Liste des tâches ▸
1 - Condensez sous forme de liste le paragraphe du texte sur la mondialisation qui commence par « Le désengagement de l’État ». Gardez-en les faits principaux.
2 - D’après le texte sur la mondialisation, quelle proportion des capitaux transférés à travers le monde sera investie dans l’économie réelle ?
3 - Dans le texte sur la mondialisation, recopiez le passage qui s’ouvre sur les mots « D’autre part, la » et se termine par « la croissance économique. », en substituant « économie productive » à « économie réelle ».

Texte à lire ▸
☆ ☆ ☆ ☆ ☆ ☆ ☆
Il y a donc lieu de réfléchir à ce sujet…
Le désengagement de l’État à plusieurs niveaux, encouragé par le
secteur privé, renforce le caractère individualiste de nos sociétés
capitalistes pour encourager une compétition stérile entre les individus, les
sociétés et les cultures ayant comme conséquence d’empêcher une coopération
qui serait davantage profitable pour tous. Or, la concentration économique de
plusieurs grands conglomérats leur donne les moyens d’imposer un modèle de
culture unique répandant la triste uniformité du mode de vie occidental chez
des peuples pourtant fiers de leur culture.
D’autre part, la mondialisation tant encensée par nos économistes
actuels marginalise les gestes interventionnistes des États bénéficiant à
toute leur collectivité et les considère comme une atteinte aux lois sacrées
du marché et au poison du laisser-faire qui mène à tous les excès, à
l’exploitation, aux inégalités sociales et à la spéculation boursière à
outrance. Aujourd’hui, un peu plus d’un trillion de dollars de transfert de
capitaux sera effectué à travers le monde. Or, seul 10 % de ces capitaux
seront investis dans l’économie réelle, c’est-à-dire dans la construction
d’unités de production, dans la recherche et le développement, etc. Le reste
de cette somme colossale constitue en pure spéculation, n’a donc aucun effet
dans notre vie de tous les jours et ne contribue nullement à la croissance économique.
L’économie virtuelle qui en résulte échappe donc totalement au contrôle
des États qui ne font que subir les contrecoups économiques résultant d’une
crise spéculative, par exemple. Évidemment, le développement des
communications et des transports effrite les frontières économiques entre les
différents marchés et rend d’autant plus difficile la poursuite de
politiques économiques indépendantes de la part des États, comme cela se
faisait au lendemain de la Deuxième Guerre mondiale. En effet, le keynésianisme
ne pouvait plus être appliqué alors qu’il devenait mal vu pour un
gouvernement de gérer son économie et d’intervenir dans un monde où le libéralisme
triomphant ne permet plus qu’on gêne la « saine » compétition
entre les pays.
☆ ☆ ☆ ☆ ☆ ☆ ☆
Données enregistrées ▸
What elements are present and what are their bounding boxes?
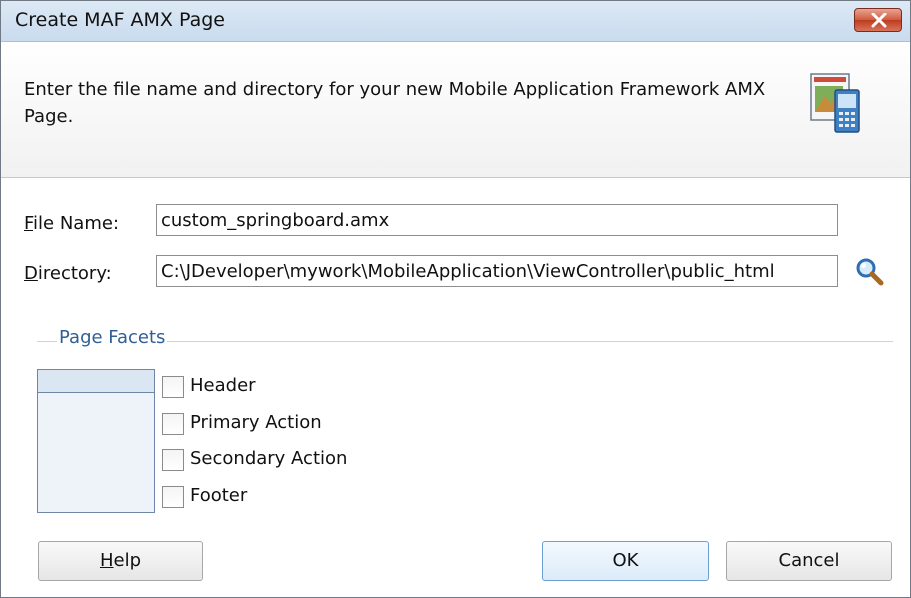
page-layout-preview xyxy=(37,369,155,513)
ok-button[interactable]: OK xyxy=(542,541,709,581)
instructions-text: Enter the file name and directory for yo… xyxy=(24,79,766,127)
header-band: Enter the file name and directory for yo… xyxy=(1,42,910,178)
help-button[interactable]: Help xyxy=(38,541,203,581)
amx-page-icon xyxy=(810,73,860,133)
help-button-text: elp xyxy=(113,550,142,571)
page-facets-label: Page Facets xyxy=(57,327,168,348)
directory-label-text: irectory: xyxy=(37,263,112,284)
title-bar[interactable]: Create MAF AMX Page xyxy=(1,1,910,42)
directory-label: Directory: xyxy=(24,263,112,284)
browse-directory-button[interactable] xyxy=(853,256,887,290)
preview-header-region xyxy=(38,370,154,393)
primary-action-checkbox[interactable] xyxy=(162,413,184,435)
file-name-input[interactable] xyxy=(156,204,838,236)
directory-input[interactable] xyxy=(156,255,838,287)
primary-action-checkbox-label: Primary Action xyxy=(190,412,322,433)
cancel-button[interactable]: Cancel xyxy=(726,541,892,581)
file-name-label-text: ile Name: xyxy=(33,213,120,234)
window-title: Create MAF AMX Page xyxy=(15,9,225,31)
file-name-label: File Name: xyxy=(24,213,119,234)
header-checkbox[interactable] xyxy=(162,376,184,398)
create-amx-page-dialog: Create MAF AMX Page Enter the file name … xyxy=(0,0,911,598)
close-icon xyxy=(871,13,887,28)
file-name-mnemonic: F xyxy=(24,213,34,234)
directory-mnemonic: D xyxy=(24,263,38,284)
secondary-action-checkbox[interactable] xyxy=(162,449,184,471)
help-mnemonic: H xyxy=(99,550,114,571)
search-icon xyxy=(856,258,884,286)
footer-checkbox-label: Footer xyxy=(190,485,248,506)
close-button[interactable] xyxy=(854,8,902,32)
footer-checkbox[interactable] xyxy=(162,486,184,508)
secondary-action-checkbox-label: Secondary Action xyxy=(190,448,348,469)
header-checkbox-label: Header xyxy=(190,375,256,396)
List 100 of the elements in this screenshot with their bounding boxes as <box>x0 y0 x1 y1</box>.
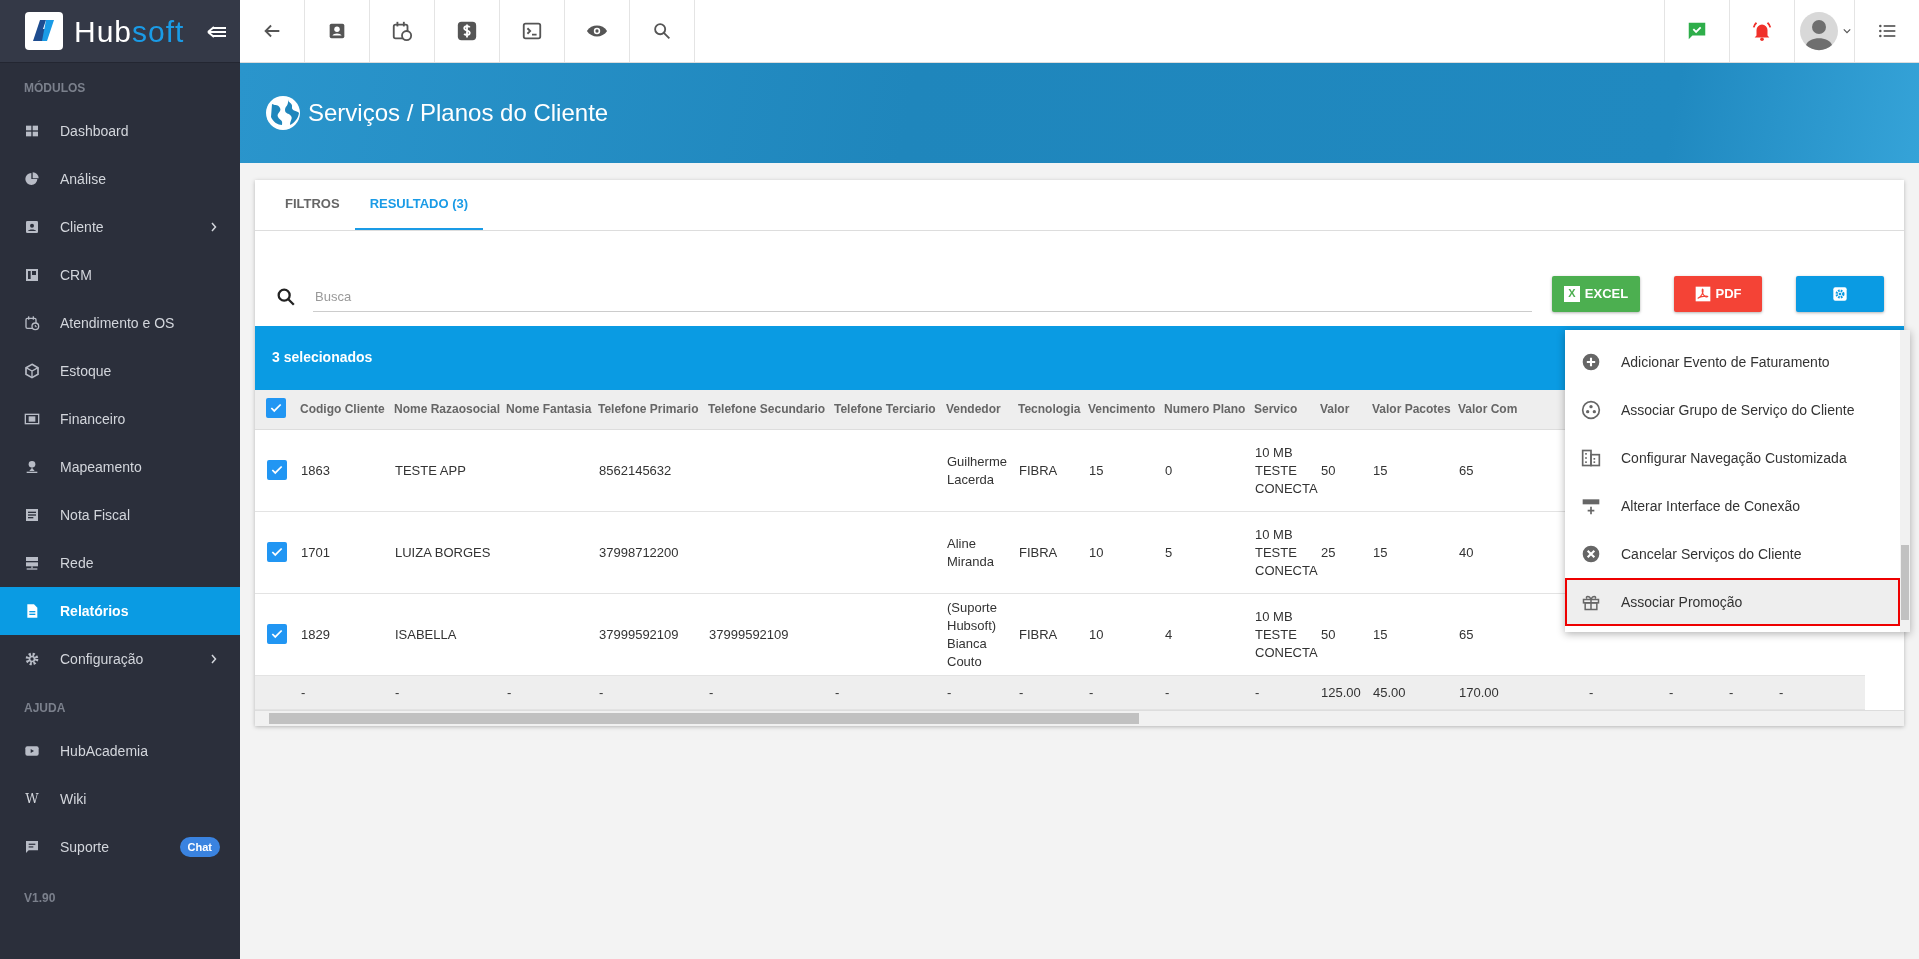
column-header: Vendedor <box>946 402 1001 417</box>
gear-icon <box>24 651 40 667</box>
sidebar-item[interactable]: Financeiro <box>0 395 240 443</box>
table-cell: 65 <box>1459 462 1474 478</box>
logo-text: soft <box>132 13 185 50</box>
table-cell: 10 MB TESTE CONECTA <box>1255 608 1318 660</box>
calendar-clock-button[interactable] <box>391 20 413 42</box>
column-header: Vencimento <box>1088 402 1156 417</box>
total-cell: - <box>709 684 714 700</box>
cancel-circle-icon <box>1581 544 1601 564</box>
total-cell: - <box>835 684 840 700</box>
table-cell: 40 <box>1459 544 1474 560</box>
table-cell: 1701 <box>301 544 330 560</box>
total-cell: - <box>1779 684 1784 700</box>
total-cell: - <box>1089 684 1094 700</box>
total-cell: - <box>301 684 306 700</box>
settings-button[interactable] <box>1796 275 1884 312</box>
checkbox[interactable] <box>266 398 286 419</box>
board-icon <box>24 267 40 283</box>
column-header: Valor Com <box>1458 402 1518 417</box>
table-cell: LUIZA BORGES <box>395 544 491 560</box>
column-header: Telefone Primario <box>598 402 699 417</box>
column-header: Valor <box>1320 402 1350 417</box>
dollar-button[interactable] <box>456 20 478 42</box>
contact-card-icon <box>24 219 40 235</box>
table-cell: 10 <box>1089 544 1104 560</box>
table-cell: 8562145632 <box>599 462 672 478</box>
table-cell: 25 <box>1321 544 1336 560</box>
building-icon <box>1581 448 1601 468</box>
total-cell: 125.00 <box>1321 684 1361 700</box>
bell-icon[interactable] <box>1751 20 1773 42</box>
total-cell: 170.00 <box>1459 684 1499 700</box>
checkbox[interactable] <box>267 623 287 644</box>
table-cell: 50 <box>1321 626 1336 642</box>
sidebar-item[interactable]: Análise <box>0 155 240 203</box>
chat-badge: Chat <box>179 836 220 858</box>
table-cell: 10 MB TESTE CONECTA <box>1255 526 1318 578</box>
tab[interactable]: FILTROS <box>270 180 355 230</box>
total-cell: - <box>1165 684 1170 700</box>
sidebar-item[interactable]: CRM <box>0 251 240 299</box>
table-cell: 1863 <box>301 462 330 478</box>
total-cell: - <box>1019 684 1024 700</box>
sidebar-item[interactable]: W Wiki <box>0 775 240 823</box>
add-circle-icon <box>1581 352 1601 372</box>
sidebar-item[interactable]: Cliente <box>0 203 240 251</box>
sidebar-item[interactable]: HubAcademia <box>0 727 240 775</box>
sidebar-item[interactable]: Dashboard <box>0 107 240 155</box>
menu-scrollbar[interactable] <box>1900 330 1910 632</box>
search-button[interactable] <box>651 20 673 42</box>
gear-icon <box>1832 285 1848 302</box>
total-cell: - <box>1729 684 1734 700</box>
sidebar-item[interactable]: Estoque <box>0 347 240 395</box>
checkbox[interactable] <box>267 459 287 480</box>
pie-chart-icon <box>24 171 40 187</box>
column-header: Tecnologia <box>1018 402 1081 417</box>
person-pin-icon <box>24 459 40 475</box>
file-icon <box>24 603 40 619</box>
sidebar-item[interactable]: Rede <box>0 539 240 587</box>
logo-icon <box>24 11 64 51</box>
total-cell: - <box>1255 684 1260 700</box>
sidebar-item[interactable]: Atendimento e OS <box>0 299 240 347</box>
menu-item[interactable]: Associar Promoção <box>1565 578 1900 626</box>
server-icon <box>24 555 40 571</box>
user-avatar[interactable] <box>1798 11 1851 51</box>
sidebar-item[interactable]: Suporte Chat <box>0 823 240 871</box>
column-header: Nome Razaosocial <box>394 402 501 417</box>
table-cell: 5 <box>1165 544 1173 560</box>
network-add-icon <box>1581 496 1601 516</box>
horizontal-scrollbar[interactable] <box>255 710 1904 726</box>
table-cell: 37999592109 <box>709 626 789 642</box>
wiki-icon: W <box>24 789 40 809</box>
table-cell: ISABELLA <box>395 626 457 642</box>
logo-text: Hub <box>74 13 133 50</box>
checkbox[interactable] <box>267 541 287 562</box>
column-header: Numero Plano <box>1164 402 1246 417</box>
excel-icon: X <box>1563 285 1580 302</box>
column-header: Servico <box>1254 402 1298 417</box>
play-icon <box>24 743 40 759</box>
table-cell: (Suporte Hubsoft) Bianca Couto <box>947 599 997 669</box>
terminal-button[interactable] <box>521 20 543 42</box>
version-text: V1.90 <box>23 890 57 907</box>
section-heading: AJUDA <box>23 700 67 717</box>
section-heading: MÓDULOS <box>23 79 87 97</box>
total-cell: - <box>1589 684 1594 700</box>
table-cell: 65 <box>1459 626 1474 642</box>
table-cell: 37999592109 <box>599 626 679 642</box>
total-cell: - <box>1669 684 1674 700</box>
pdf-button[interactable]: PDF <box>1674 275 1762 312</box>
sidebar-item[interactable]: Configuração <box>0 635 240 683</box>
sidebar-item[interactable]: Mapeamento <box>0 443 240 491</box>
total-cell: 45.00 <box>1373 684 1406 700</box>
grid-icon <box>24 123 40 139</box>
document-icon <box>24 507 40 523</box>
table-cell: Guilherme Lacerda <box>947 453 1007 487</box>
column-header: Codigo Cliente <box>300 402 385 417</box>
chat-icon <box>24 839 40 855</box>
sidebar-item[interactable]: Nota Fiscal <box>0 491 240 539</box>
total-cell: - <box>507 684 512 700</box>
total-cell: - <box>599 684 604 700</box>
table-cell: 10 MB TESTE CONECTA <box>1255 444 1318 496</box>
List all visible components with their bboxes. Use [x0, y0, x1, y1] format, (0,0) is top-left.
☆ ☆ ☆ ☆ ☆ ☆ ☆
Solutions complètes ▸
1 -
- Le désengagement de l’État, encouragé par le secteur privé, renforce le caractère individualiste des sociétés capitalistes.
- Il encourage une compétition stérile entre les individus, les sociétés et les cultures.
- Cette compétition empêche une coopération qui serait plus profitable pour tous.
- La concentration économique de grands conglomérats leur permet d’imposer un modèle de culture unique.
- Ce modèle répand le mode de vie occidental chez des peuples pourtant fiers de leur culture.

2 - Seulement 10 % de ces capitaux.

3 -
D’autre part, la mondialisation tant encensée par nos économistes
actuels marginalise les gestes interventionnistes des États bénéficiant à
toute leur collectivité et les considère comme une atteinte aux lois sacrées
du marché et au poison du laisser-faire qui mène à tous les excès, à
l’exploitation, aux inégalités sociales et à la spéculation boursière à
outrance. Aujourd’hui, un peu plus d’un trillion de dollars de transfert de
capitaux sera effectué à travers le monde. Or, seul 10 % de ces capitaux
seront investis dans l’économie productive, c’est-à-dire dans la construction
d’unités de production, dans la recherche et le développement, etc. Le reste
de cette somme colossale constitue en pure spéculation, n’a donc aucun effet
dans notre vie de tous les jours et ne contribue nullement à la croissance économique.